- [AIM]
Without the images, write out the whole listing exactly.

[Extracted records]
____________

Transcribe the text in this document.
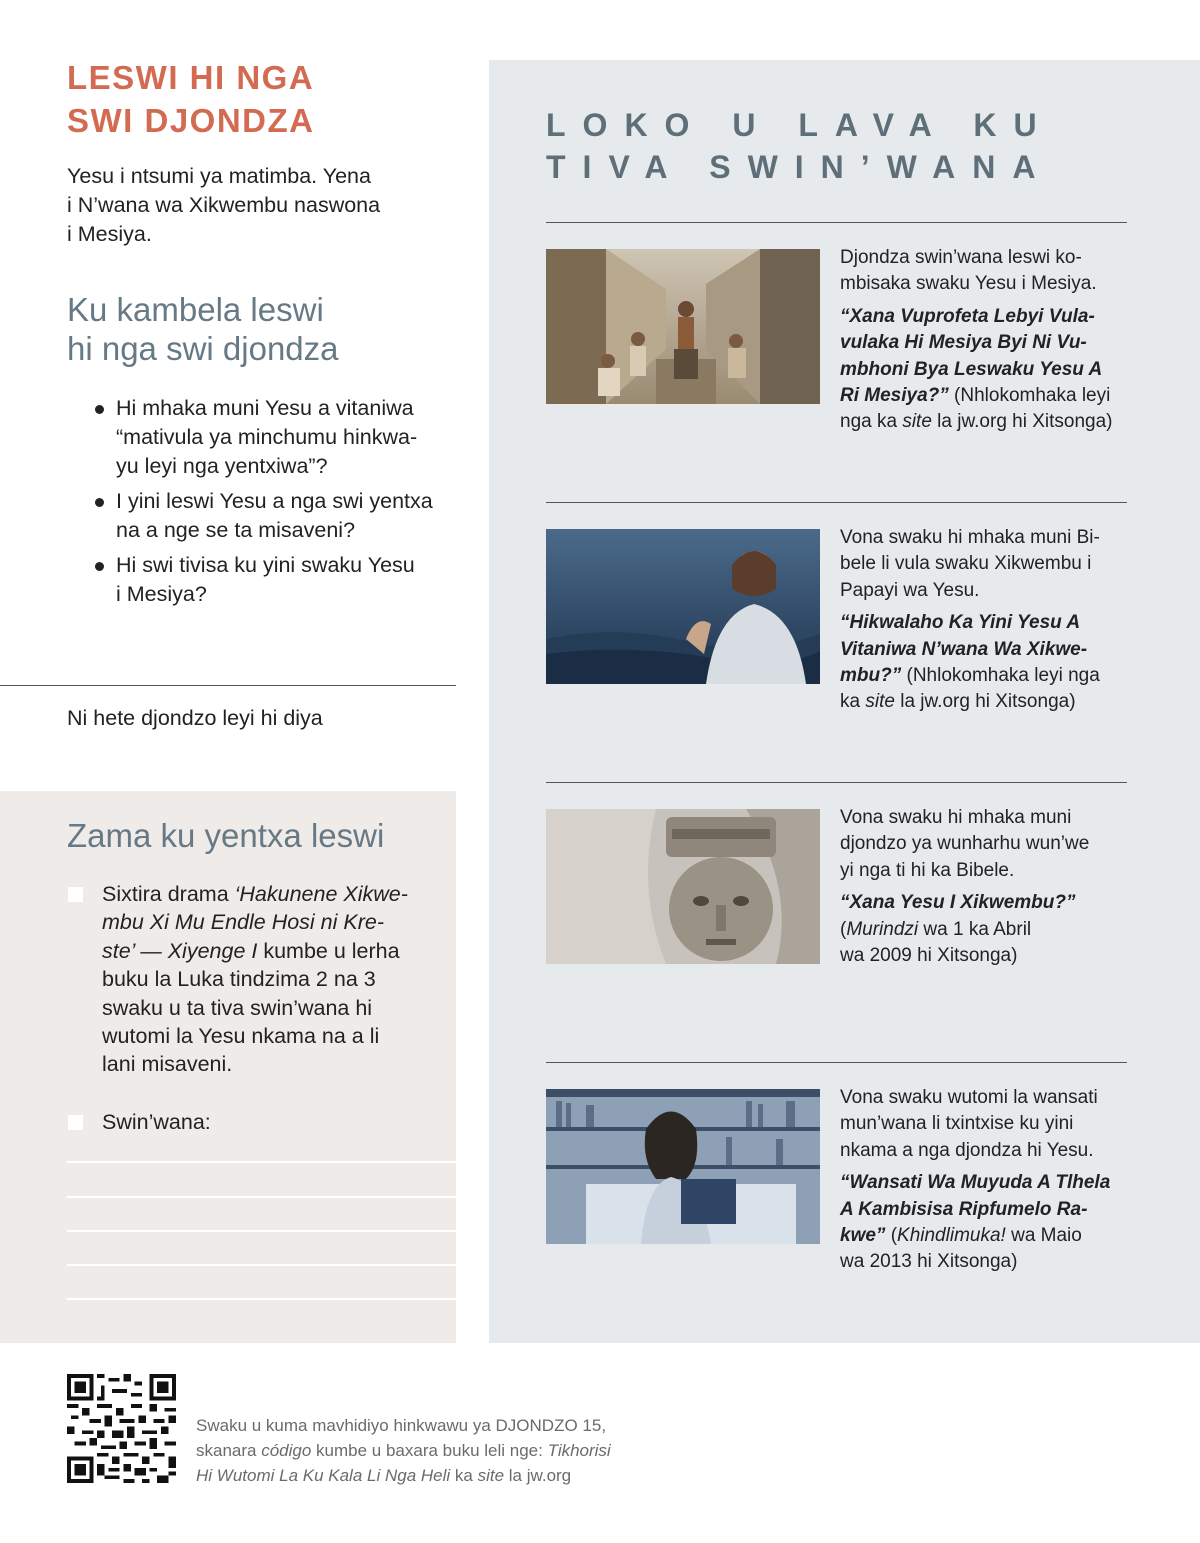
LESWI HI NGA
SWI DJONDZA
Yesu i ntsumi ya matimba. Yena
i N’wana wa Xikwembu naswona
i Mesiya.
Ku kambela leswi
hi nga swi djondza
Hi mhaka muni Yesu a vitaniwa
“mativula ya minchumu hinkwa-
yu leyi nga yentxiwa”?
I yini leswi Yesu a nga swi yentxa
na a nge se ta misaveni?
Hi swi tivisa ku yini swaku Yesu
i Mesiya?
Ni hete djondzo leyi hi diya
Zama ku yentxa leswi
Sixtira drama ‘Hakunene Xikwe-
mbu Xi Mu Endle Hosi ni Kre-
ste’ — Xiyenge I kumbe u lerha
buku la Luka tindzima 2 na 3
swaku u ta tiva swin’wana hi
wutomi la Yesu nkama na a li
lani misaveni.
Swin’wana:
LOKO U LAVA KU
TIVA SWIN’WANA
Djondza swin’wana leswi ko-
mbisaka swaku Yesu i Mesiya.
“Xana Vuprofeta Lebyi Vula-
vulaka Hi Mesiya Byi Ni Vu-
mbhoni Bya Leswaku Yesu A
Ri Mesiya?” (Nhlokomhaka leyi
nga ka site la jw.org hi Xitsonga)
Vona swaku hi mhaka muni Bi-
bele li vula swaku Xikwembu i
Papayi wa Yesu.
“Hikwalaho Ka Yini Yesu A
Vitaniwa N’wana Wa Xikwe-
mbu?” (Nhlokomhaka leyi nga
ka site la jw.org hi Xitsonga)
Vona swaku hi mhaka muni
djondzo ya wunharhu wun’we
yi nga ti hi ka Bibele.
“Xana Yesu I Xikwembu?”
(Murindzi wa 1 ka Abril
wa 2009 hi Xitsonga)
Vona swaku wutomi la wansati
mun’wana li txintxise ku yini
nkama a nga djondza hi Yesu.
“Wansati Wa Muyuda A Tlhela
A Kambisisa Ripfumelo Ra-
kwe” (Khindlimuka! wa Maio
wa 2013 hi Xitsonga)
Swaku u kuma mavhidiyo hinkwawu ya DJONDZO 15,
skanara código kumbe u baxara buku leli nge: Tikhorisi
Hi Wutomi La Ku Kala Li Nga Heli ka site la jw.org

____________

- [OUTPUT FOR THIS EXERCISE]
Transcribe the text in this document.
LESWI HI NGA
SWI DJONDZA
Yesu i ntsumi ya matimba. Yena
i N’wana wa Xikwembu naswona
i Mesiya.
Ku kambela leswi
hi nga swi djondza
Hi mhaka muni Yesu a vitaniwa
“mativula ya minchumu hinkwa-
yu leyi nga yentxiwa”?
I yini leswi Yesu a nga swi yentxa
na a nge se ta misaveni?
Hi swi tivisa ku yini swaku Yesu
i Mesiya?
Ni hete djondzo leyi hi diya
Zama ku yentxa leswi
Sixtira drama ‘Hakunene Xikwe-
mbu Xi Mu Endle Hosi ni Kre-
ste’ — Xiyenge I kumbe u lerha
buku la Luka tindzima 2 na 3
swaku u ta tiva swin’wana hi
wutomi la Yesu nkama na a li
lani misaveni.
Swin’wana:
LOKO U LAVA KU
TIVA SWIN’WANA
Djondza swin’wana leswi ko-
mbisaka swaku Yesu i Mesiya.
“Xana Vuprofeta Lebyi Vula-
vulaka Hi Mesiya Byi Ni Vu-
mbhoni Bya Leswaku Yesu A
Ri Mesiya?” (Nhlokomhaka leyi
nga ka site la jw.org hi Xitsonga)
Vona swaku hi mhaka muni Bi-
bele li vula swaku Xikwembu i
Papayi wa Yesu.
“Hikwalaho Ka Yini Yesu A
Vitaniwa N’wana Wa Xikwe-
mbu?” (Nhlokomhaka leyi nga
ka site la jw.org hi Xitsonga)
Vona swaku hi mhaka muni
djondzo ya wunharhu wun’we
yi nga ti hi ka Bibele.
“Xana Yesu I Xikwembu?”
(Murindzi wa 1 ka Abril
wa 2009 hi Xitsonga)
Vona swaku wutomi la wansati
mun’wana li txintxise ku yini
nkama a nga djondza hi Yesu.
“Wansati Wa Muyuda A Tlhela
A Kambisisa Ripfumelo Ra-
kwe” (Khindlimuka! wa Maio
wa 2013 hi Xitsonga)
Swaku u kuma mavhidiyo hinkwawu ya DJONDZO 15,
skanara código kumbe u baxara buku leli nge: Tikhorisi
Hi Wutomi La Ku Kala Li Nga Heli ka site la jw.org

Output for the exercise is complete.